Task directions: Copy the records that follow exactly as written, but not their pictures.

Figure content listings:

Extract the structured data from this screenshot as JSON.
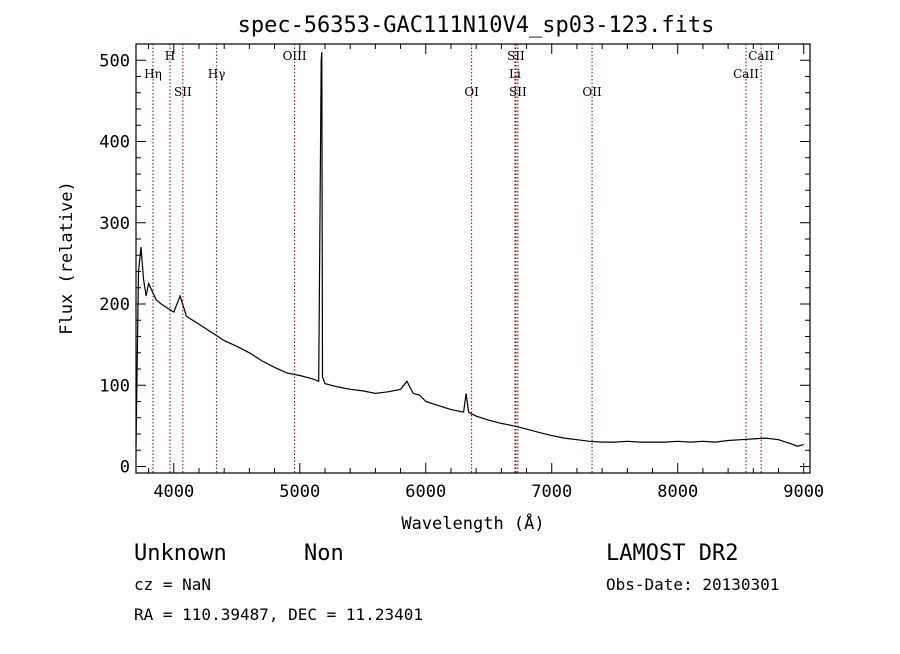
{
  "chart_data": {
    "type": "line",
    "title": "spec-56353-GAC111N10V4_sp03-123.fits",
    "xlabel": "Wavelength (Å)",
    "ylabel": "Flux (relative)",
    "xlim": [
      3700,
      9050
    ],
    "ylim": [
      -8,
      520
    ],
    "xticks": [
      4000,
      5000,
      6000,
      7000,
      8000,
      9000
    ],
    "yticks": [
      0,
      100,
      200,
      300,
      400,
      500
    ],
    "grid": false,
    "legend": "none",
    "series_color": "#000000",
    "line_marker_color": "#8b0000",
    "spectrum": {
      "x": [
        3700,
        3720,
        3740,
        3760,
        3780,
        3800,
        3830,
        3860,
        3900,
        3950,
        4000,
        4050,
        4100,
        4150,
        4200,
        4300,
        4400,
        4500,
        4600,
        4700,
        4800,
        4900,
        5000,
        5100,
        5150,
        5170,
        5175,
        5180,
        5200,
        5300,
        5400,
        5500,
        5600,
        5700,
        5800,
        5850,
        5900,
        5950,
        6000,
        6100,
        6200,
        6300,
        6320,
        6340,
        6360,
        6400,
        6500,
        6600,
        6700,
        6800,
        6900,
        7000,
        7100,
        7200,
        7300,
        7400,
        7500,
        7600,
        7700,
        7800,
        7900,
        8000,
        8100,
        8200,
        8300,
        8400,
        8500,
        8600,
        8700,
        8800,
        8900,
        8950,
        9000
      ],
      "y": [
        25,
        240,
        270,
        230,
        210,
        225,
        215,
        205,
        200,
        195,
        190,
        210,
        185,
        180,
        175,
        165,
        155,
        148,
        140,
        130,
        122,
        115,
        112,
        108,
        105,
        500,
        510,
        110,
        102,
        98,
        95,
        93,
        90,
        92,
        95,
        105,
        90,
        88,
        80,
        75,
        70,
        67,
        90,
        67,
        65,
        62,
        57,
        53,
        50,
        46,
        42,
        38,
        35,
        33,
        31,
        30,
        30,
        31,
        30,
        30,
        30,
        31,
        30,
        31,
        30,
        32,
        33,
        34,
        35,
        33,
        28,
        25,
        27
      ]
    },
    "spectral_lines": [
      {
        "label": "Hη",
        "x": 3835,
        "row": 1
      },
      {
        "label": "H",
        "x": 3970,
        "row": 0
      },
      {
        "label": "SII",
        "x": 4072,
        "row": 2
      },
      {
        "label": "Hγ",
        "x": 4340,
        "row": 1
      },
      {
        "label": "OIII",
        "x": 4959,
        "row": 0
      },
      {
        "label": "OI",
        "x": 6364,
        "row": 2
      },
      {
        "label": "SII",
        "x": 6716,
        "row": 0
      },
      {
        "label": "Li",
        "x": 6708,
        "row": 1
      },
      {
        "label": "SII",
        "x": 6731,
        "row": 2
      },
      {
        "label": "OII",
        "x": 7320,
        "row": 2
      },
      {
        "label": "CaII",
        "x": 8542,
        "row": 1
      },
      {
        "label": "CaII",
        "x": 8662,
        "row": 0
      }
    ]
  },
  "footer": {
    "object_class": "Unknown",
    "subclass": "Non",
    "survey": "LAMOST DR2",
    "redshift": "cz = NaN",
    "obs_date": "Obs-Date: 20130301",
    "coords": "RA = 110.39487, DEC =  11.23401"
  }
}
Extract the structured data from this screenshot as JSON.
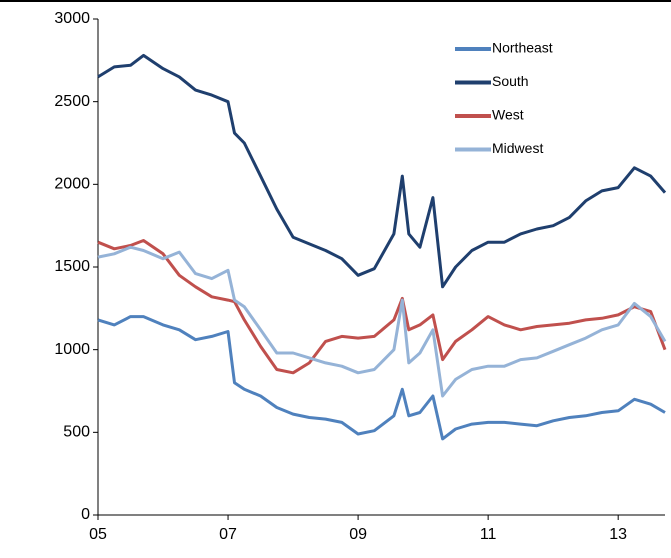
{
  "chart_data": {
    "type": "line",
    "x": [
      2005,
      2005.25,
      2005.5,
      2005.7,
      2006,
      2006.25,
      2006.5,
      2006.75,
      2007,
      2007.1,
      2007.25,
      2007.5,
      2007.75,
      2008,
      2008.25,
      2008.5,
      2008.75,
      2009,
      2009.25,
      2009.55,
      2009.68,
      2009.78,
      2009.95,
      2010.15,
      2010.3,
      2010.5,
      2010.75,
      2011,
      2011.25,
      2011.5,
      2011.75,
      2012,
      2012.25,
      2012.5,
      2012.75,
      2013,
      2013.25,
      2013.5,
      2013.72
    ],
    "series": [
      {
        "name": "Northeast",
        "color": "#4f81bd",
        "values": [
          1180,
          1150,
          1200,
          1200,
          1150,
          1120,
          1060,
          1080,
          1110,
          800,
          760,
          720,
          650,
          610,
          590,
          580,
          560,
          490,
          510,
          600,
          760,
          600,
          620,
          720,
          460,
          520,
          550,
          560,
          560,
          550,
          540,
          570,
          590,
          600,
          620,
          630,
          700,
          670,
          620
        ]
      },
      {
        "name": "South",
        "color": "#1f3f6e",
        "values": [
          2650,
          2710,
          2720,
          2780,
          2700,
          2650,
          2570,
          2540,
          2500,
          2310,
          2250,
          2050,
          1850,
          1680,
          1640,
          1600,
          1550,
          1450,
          1490,
          1700,
          2050,
          1700,
          1620,
          1920,
          1380,
          1500,
          1600,
          1650,
          1650,
          1700,
          1730,
          1750,
          1800,
          1900,
          1960,
          1980,
          2100,
          2050,
          1950
        ]
      },
      {
        "name": "West",
        "color": "#c0504d",
        "values": [
          1650,
          1610,
          1630,
          1660,
          1580,
          1450,
          1380,
          1320,
          1300,
          1290,
          1180,
          1020,
          880,
          860,
          920,
          1050,
          1080,
          1070,
          1080,
          1180,
          1310,
          1120,
          1150,
          1210,
          940,
          1050,
          1120,
          1200,
          1150,
          1120,
          1140,
          1150,
          1160,
          1180,
          1190,
          1210,
          1260,
          1230,
          1000
        ]
      },
      {
        "name": "Midwest",
        "color": "#95b3d7",
        "values": [
          1560,
          1580,
          1620,
          1600,
          1550,
          1590,
          1460,
          1430,
          1480,
          1300,
          1260,
          1120,
          980,
          980,
          950,
          920,
          900,
          860,
          880,
          1000,
          1300,
          920,
          980,
          1120,
          720,
          820,
          880,
          900,
          900,
          940,
          950,
          990,
          1030,
          1070,
          1120,
          1150,
          1280,
          1200,
          1050
        ]
      }
    ],
    "xlim": [
      2005,
      2013.72
    ],
    "xticks": [
      {
        "value": 2005,
        "label": "05"
      },
      {
        "value": 2007,
        "label": "07"
      },
      {
        "value": 2009,
        "label": "09"
      },
      {
        "value": 2011,
        "label": "11"
      },
      {
        "value": 2013,
        "label": "13"
      }
    ],
    "ylim": [
      0,
      3000
    ],
    "yticks": [
      0,
      500,
      1000,
      1500,
      2000,
      2500,
      3000
    ],
    "legend": "upper right"
  }
}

Completed task:
Extract the structured data from this screenshot as JSON.
{
  "chart_data": {
    "type": "line",
    "title": "spec-56353-GAC111N10V4_sp03-123.fits",
    "xlabel": "Wavelength (Å)",
    "ylabel": "Flux (relative)",
    "xlim": [
      3700,
      9050
    ],
    "ylim": [
      -8,
      520
    ],
    "xticks": [
      4000,
      5000,
      6000,
      7000,
      8000,
      9000
    ],
    "yticks": [
      0,
      100,
      200,
      300,
      400,
      500
    ],
    "grid": false,
    "legend": "none",
    "series_color": "#000000",
    "line_marker_color": "#8b0000",
    "spectrum": {
      "x": [
        3700,
        3720,
        3740,
        3760,
        3780,
        3800,
        3830,
        3860,
        3900,
        3950,
        4000,
        4050,
        4100,
        4150,
        4200,
        4300,
        4400,
        4500,
        4600,
        4700,
        4800,
        4900,
        5000,
        5100,
        5150,
        5170,
        5175,
        5180,
        5200,
        5300,
        5400,
        5500,
        5600,
        5700,
        5800,
        5850,
        5900,
        5950,
        6000,
        6100,
        6200,
        6300,
        6320,
        6340,
        6360,
        6400,
        6500,
        6600,
        6700,
        6800,
        6900,
        7000,
        7100,
        7200,
        7300,
        7400,
        7500,
        7600,
        7700,
        7800,
        7900,
        8000,
        8100,
        8200,
        8300,
        8400,
        8500,
        8600,
        8700,
        8800,
        8900,
        8950,
        9000
      ],
      "y": [
        25,
        240,
        270,
        230,
        210,
        225,
        215,
        205,
        200,
        195,
        190,
        210,
        185,
        180,
        175,
        165,
        155,
        148,
        140,
        130,
        122,
        115,
        112,
        108,
        105,
        500,
        510,
        110,
        102,
        98,
        95,
        93,
        90,
        92,
        95,
        105,
        90,
        88,
        80,
        75,
        70,
        67,
        90,
        67,
        65,
        62,
        57,
        53,
        50,
        46,
        42,
        38,
        35,
        33,
        31,
        30,
        30,
        31,
        30,
        30,
        30,
        31,
        30,
        31,
        30,
        32,
        33,
        34,
        35,
        33,
        28,
        25,
        27
      ]
    },
    "spectral_lines": [
      {
        "label": "Hη",
        "x": 3835,
        "row": 1
      },
      {
        "label": "H",
        "x": 3970,
        "row": 0
      },
      {
        "label": "SII",
        "x": 4072,
        "row": 2
      },
      {
        "label": "Hγ",
        "x": 4340,
        "row": 1
      },
      {
        "label": "OIII",
        "x": 4959,
        "row": 0
      },
      {
        "label": "OI",
        "x": 6364,
        "row": 2
      },
      {
        "label": "SII",
        "x": 6716,
        "row": 0
      },
      {
        "label": "Li",
        "x": 6708,
        "row": 1
      },
      {
        "label": "SII",
        "x": 6731,
        "row": 2
      },
      {
        "label": "OII",
        "x": 7320,
        "row": 2
      },
      {
        "label": "CaII",
        "x": 8542,
        "row": 1
      },
      {
        "label": "CaII",
        "x": 8662,
        "row": 0
      }
    ]
  },
  "footer": {
    "object_class": "Unknown",
    "subclass": "Non",
    "survey": "LAMOST DR2",
    "redshift": "cz = NaN",
    "obs_date": "Obs-Date: 20130301",
    "coords": "RA = 110.39487, DEC =  11.23401"
  }
}
Extract the structured data from this screenshot as JSON.
{
  "chart_data": {
    "type": "line",
    "x": [
      2005,
      2005.25,
      2005.5,
      2005.7,
      2006,
      2006.25,
      2006.5,
      2006.75,
      2007,
      2007.1,
      2007.25,
      2007.5,
      2007.75,
      2008,
      2008.25,
      2008.5,
      2008.75,
      2009,
      2009.25,
      2009.55,
      2009.68,
      2009.78,
      2009.95,
      2010.15,
      2010.3,
      2010.5,
      2010.75,
      2011,
      2011.25,
      2011.5,
      2011.75,
      2012,
      2012.25,
      2012.5,
      2012.75,
      2013,
      2013.25,
      2013.5,
      2013.72
    ],
    "series": [
      {
        "name": "Northeast",
        "color": "#4f81bd",
        "values": [
          1180,
          1150,
          1200,
          1200,
          1150,
          1120,
          1060,
          1080,
          1110,
          800,
          760,
          720,
          650,
          610,
          590,
          580,
          560,
          490,
          510,
          600,
          760,
          600,
          620,
          720,
          460,
          520,
          550,
          560,
          560,
          550,
          540,
          570,
          590,
          600,
          620,
          630,
          700,
          670,
          620
        ]
      },
      {
        "name": "South",
        "color": "#1f3f6e",
        "values": [
          2650,
          2710,
          2720,
          2780,
          2700,
          2650,
          2570,
          2540,
          2500,
          2310,
          2250,
          2050,
          1850,
          1680,
          1640,
          1600,
          1550,
          1450,
          1490,
          1700,
          2050,
          1700,
          1620,
          1920,
          1380,
          1500,
          1600,
          1650,
          1650,
          1700,
          1730,
          1750,
          1800,
          1900,
          1960,
          1980,
          2100,
          2050,
          1950
        ]
      },
      {
        "name": "West",
        "color": "#c0504d",
        "values": [
          1650,
          1610,
          1630,
          1660,
          1580,
          1450,
          1380,
          1320,
          1300,
          1290,
          1180,
          1020,
          880,
          860,
          920,
          1050,
          1080,
          1070,
          1080,
          1180,
          1310,
          1120,
          1150,
          1210,
          940,
          1050,
          1120,
          1200,
          1150,
          1120,
          1140,
          1150,
          1160,
          1180,
          1190,
          1210,
          1260,
          1230,
          1000
        ]
      },
      {
        "name": "Midwest",
        "color": "#95b3d7",
        "values": [
          1560,
          1580,
          1620,
          1600,
          1550,
          1590,
          1460,
          1430,
          1480,
          1300,
          1260,
          1120,
          980,
          980,
          950,
          920,
          900,
          860,
          880,
          1000,
          1300,
          920,
          980,
          1120,
          720,
          820,
          880,
          900,
          900,
          940,
          950,
          990,
          1030,
          1070,
          1120,
          1150,
          1280,
          1200,
          1050
        ]
      }
    ],
    "xlim": [
      2005,
      2013.72
    ],
    "xticks": [
      {
        "value": 2005,
        "label": "05"
      },
      {
        "value": 2007,
        "label": "07"
      },
      {
        "value": 2009,
        "label": "09"
      },
      {
        "value": 2011,
        "label": "11"
      },
      {
        "value": 2013,
        "label": "13"
      }
    ],
    "ylim": [
      0,
      3000
    ],
    "yticks": [
      0,
      500,
      1000,
      1500,
      2000,
      2500,
      3000
    ],
    "legend": "upper right"
  }
}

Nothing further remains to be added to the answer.